[Stored data]
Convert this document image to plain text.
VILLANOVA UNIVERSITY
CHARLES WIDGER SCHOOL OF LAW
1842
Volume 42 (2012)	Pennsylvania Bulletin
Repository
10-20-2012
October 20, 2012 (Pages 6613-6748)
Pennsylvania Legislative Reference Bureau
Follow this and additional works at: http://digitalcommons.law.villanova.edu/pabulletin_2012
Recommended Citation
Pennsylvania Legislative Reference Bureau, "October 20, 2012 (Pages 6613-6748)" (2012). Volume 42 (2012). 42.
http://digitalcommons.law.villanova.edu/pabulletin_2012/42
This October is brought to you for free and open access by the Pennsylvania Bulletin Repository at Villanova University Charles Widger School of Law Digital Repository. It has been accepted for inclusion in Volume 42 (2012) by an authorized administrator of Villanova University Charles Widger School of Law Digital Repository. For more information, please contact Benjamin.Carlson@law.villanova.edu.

=== Short exercise ===
Extract each line from the listing above, please, and repeat it exactly.

=== Written answer ===
Convert this document image to plain text.
VILLANOVA UNIVERSITY
CHARLES WIDGER SCHOOL OF LAW
1842
Volume 42 (2012)	Pennsylvania Bulletin
Repository
10-20-2012
October 20, 2012 (Pages 6613-6748)
Pennsylvania Legislative Reference Bureau
Follow this and additional works at: http://digitalcommons.law.villanova.edu/pabulletin_2012
Recommended Citation
Pennsylvania Legislative Reference Bureau, "October 20, 2012 (Pages 6613-6748)" (2012). Volume 42 (2012). 42.
http://digitalcommons.law.villanova.edu/pabulletin_2012/42
This October is brought to you for free and open access by the Pennsylvania Bulletin Repository at Villanova University Charles Widger School of Law Digital Repository. It has been accepted for inclusion in Volume 42 (2012) by an authorized administrator of Villanova University Charles Widger School of Law Digital Repository. For more information, please contact Benjamin.Carlson@law.villanova.edu.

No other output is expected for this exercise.